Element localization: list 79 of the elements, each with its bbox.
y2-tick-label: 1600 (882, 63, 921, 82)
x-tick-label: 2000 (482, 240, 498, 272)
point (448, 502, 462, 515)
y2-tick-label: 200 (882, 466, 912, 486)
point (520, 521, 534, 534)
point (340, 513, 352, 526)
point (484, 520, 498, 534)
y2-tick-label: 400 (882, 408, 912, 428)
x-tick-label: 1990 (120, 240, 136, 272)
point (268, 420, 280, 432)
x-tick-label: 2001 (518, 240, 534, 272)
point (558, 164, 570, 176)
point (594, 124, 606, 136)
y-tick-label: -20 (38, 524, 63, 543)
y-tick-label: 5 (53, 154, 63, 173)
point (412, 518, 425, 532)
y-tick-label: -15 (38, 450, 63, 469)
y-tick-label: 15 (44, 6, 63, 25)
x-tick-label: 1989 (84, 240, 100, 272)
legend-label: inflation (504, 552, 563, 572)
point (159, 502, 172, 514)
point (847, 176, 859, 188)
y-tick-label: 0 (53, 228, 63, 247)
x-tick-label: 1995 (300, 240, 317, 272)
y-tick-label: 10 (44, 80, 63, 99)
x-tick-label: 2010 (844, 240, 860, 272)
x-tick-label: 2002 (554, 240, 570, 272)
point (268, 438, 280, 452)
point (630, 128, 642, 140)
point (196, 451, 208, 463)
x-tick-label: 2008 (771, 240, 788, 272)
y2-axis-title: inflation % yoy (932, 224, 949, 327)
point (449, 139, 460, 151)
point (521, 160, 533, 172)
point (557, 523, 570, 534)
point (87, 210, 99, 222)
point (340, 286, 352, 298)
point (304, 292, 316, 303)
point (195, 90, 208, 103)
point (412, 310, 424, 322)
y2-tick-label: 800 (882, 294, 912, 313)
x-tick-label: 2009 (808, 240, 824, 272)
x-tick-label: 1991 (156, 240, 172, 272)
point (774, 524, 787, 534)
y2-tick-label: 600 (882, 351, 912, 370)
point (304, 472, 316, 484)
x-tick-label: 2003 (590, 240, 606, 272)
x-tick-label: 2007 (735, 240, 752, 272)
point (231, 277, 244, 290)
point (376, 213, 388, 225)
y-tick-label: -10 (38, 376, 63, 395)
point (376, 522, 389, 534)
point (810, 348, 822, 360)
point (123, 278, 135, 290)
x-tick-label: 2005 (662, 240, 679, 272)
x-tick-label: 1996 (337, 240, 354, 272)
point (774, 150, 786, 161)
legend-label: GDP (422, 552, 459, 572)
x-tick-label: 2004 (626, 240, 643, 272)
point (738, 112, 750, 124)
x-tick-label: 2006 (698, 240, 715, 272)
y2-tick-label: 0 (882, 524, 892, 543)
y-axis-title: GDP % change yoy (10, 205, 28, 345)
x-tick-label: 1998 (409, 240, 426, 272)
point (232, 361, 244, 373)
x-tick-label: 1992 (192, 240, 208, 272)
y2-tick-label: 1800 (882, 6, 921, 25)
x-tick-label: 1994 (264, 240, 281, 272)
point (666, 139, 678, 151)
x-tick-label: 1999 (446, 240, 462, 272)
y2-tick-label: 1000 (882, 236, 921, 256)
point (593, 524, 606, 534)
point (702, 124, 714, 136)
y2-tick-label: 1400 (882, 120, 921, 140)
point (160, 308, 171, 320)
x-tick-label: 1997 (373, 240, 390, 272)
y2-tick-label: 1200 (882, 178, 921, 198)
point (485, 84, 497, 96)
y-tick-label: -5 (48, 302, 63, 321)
------------------------------------
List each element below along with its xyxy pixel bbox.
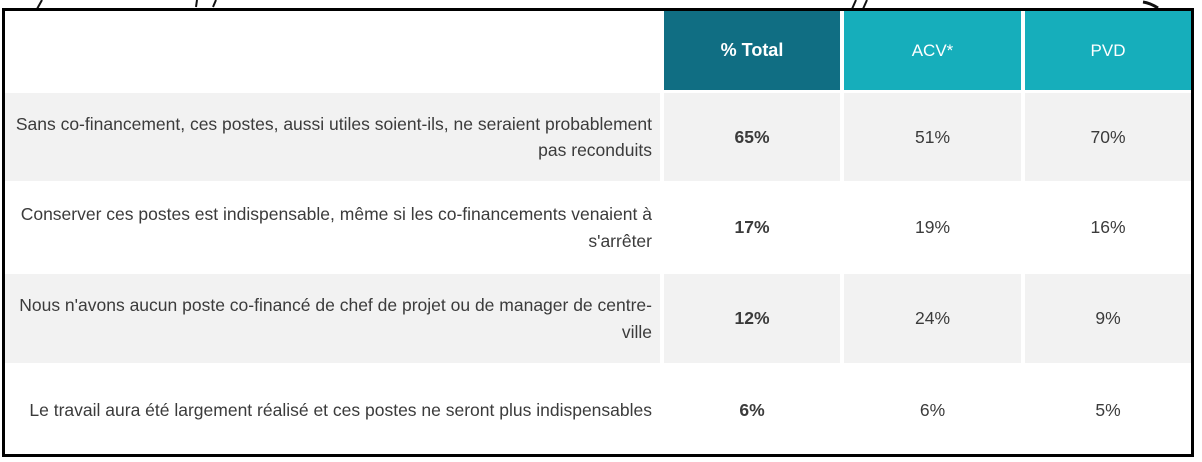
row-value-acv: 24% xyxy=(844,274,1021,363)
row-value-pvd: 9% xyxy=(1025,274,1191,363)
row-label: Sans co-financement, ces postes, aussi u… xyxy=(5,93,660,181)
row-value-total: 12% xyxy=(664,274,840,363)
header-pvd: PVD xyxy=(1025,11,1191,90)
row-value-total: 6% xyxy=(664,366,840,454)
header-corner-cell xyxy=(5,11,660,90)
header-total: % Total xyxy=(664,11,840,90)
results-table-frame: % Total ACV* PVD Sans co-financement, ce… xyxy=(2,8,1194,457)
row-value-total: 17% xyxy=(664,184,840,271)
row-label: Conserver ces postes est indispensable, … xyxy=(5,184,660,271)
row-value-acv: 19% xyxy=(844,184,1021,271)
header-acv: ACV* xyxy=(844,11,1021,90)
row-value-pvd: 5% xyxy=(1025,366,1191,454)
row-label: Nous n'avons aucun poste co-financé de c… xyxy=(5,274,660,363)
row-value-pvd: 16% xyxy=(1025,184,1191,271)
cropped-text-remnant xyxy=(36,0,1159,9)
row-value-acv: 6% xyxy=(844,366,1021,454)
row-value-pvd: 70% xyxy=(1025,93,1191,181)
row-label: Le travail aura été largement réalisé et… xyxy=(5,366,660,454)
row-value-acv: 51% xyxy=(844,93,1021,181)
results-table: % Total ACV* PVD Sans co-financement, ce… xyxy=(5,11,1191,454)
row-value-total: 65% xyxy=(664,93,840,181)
------------------------------------
■ Given problem: Return the lines verbatim, from the line with "row-value-acv: 24% xyxy=(844,274,1021,363)" up to and including the line with "row-value-pvd: 70% xyxy=(1025,93,1191,181)".

■ Reply:
row-value-acv: 24% xyxy=(844,274,1021,363)
row-value-pvd: 9% xyxy=(1025,274,1191,363)
row-label: Sans co-financement, ces postes, aussi u… xyxy=(5,93,660,181)
row-value-total: 12% xyxy=(664,274,840,363)
header-pvd: PVD xyxy=(1025,11,1191,90)
row-value-total: 6% xyxy=(664,366,840,454)
header-corner-cell xyxy=(5,11,660,90)
header-total: % Total xyxy=(664,11,840,90)
results-table-frame: % Total ACV* PVD Sans co-financement, ce… xyxy=(2,8,1194,457)
row-value-total: 17% xyxy=(664,184,840,271)
row-label: Conserver ces postes est indispensable, … xyxy=(5,184,660,271)
row-value-acv: 19% xyxy=(844,184,1021,271)
header-acv: ACV* xyxy=(844,11,1021,90)
row-value-pvd: 5% xyxy=(1025,366,1191,454)
row-label: Nous n'avons aucun poste co-financé de c… xyxy=(5,274,660,363)
row-value-pvd: 16% xyxy=(1025,184,1191,271)
cropped-text-remnant xyxy=(36,0,1159,9)
row-value-acv: 6% xyxy=(844,366,1021,454)
row-value-pvd: 70% xyxy=(1025,93,1191,181)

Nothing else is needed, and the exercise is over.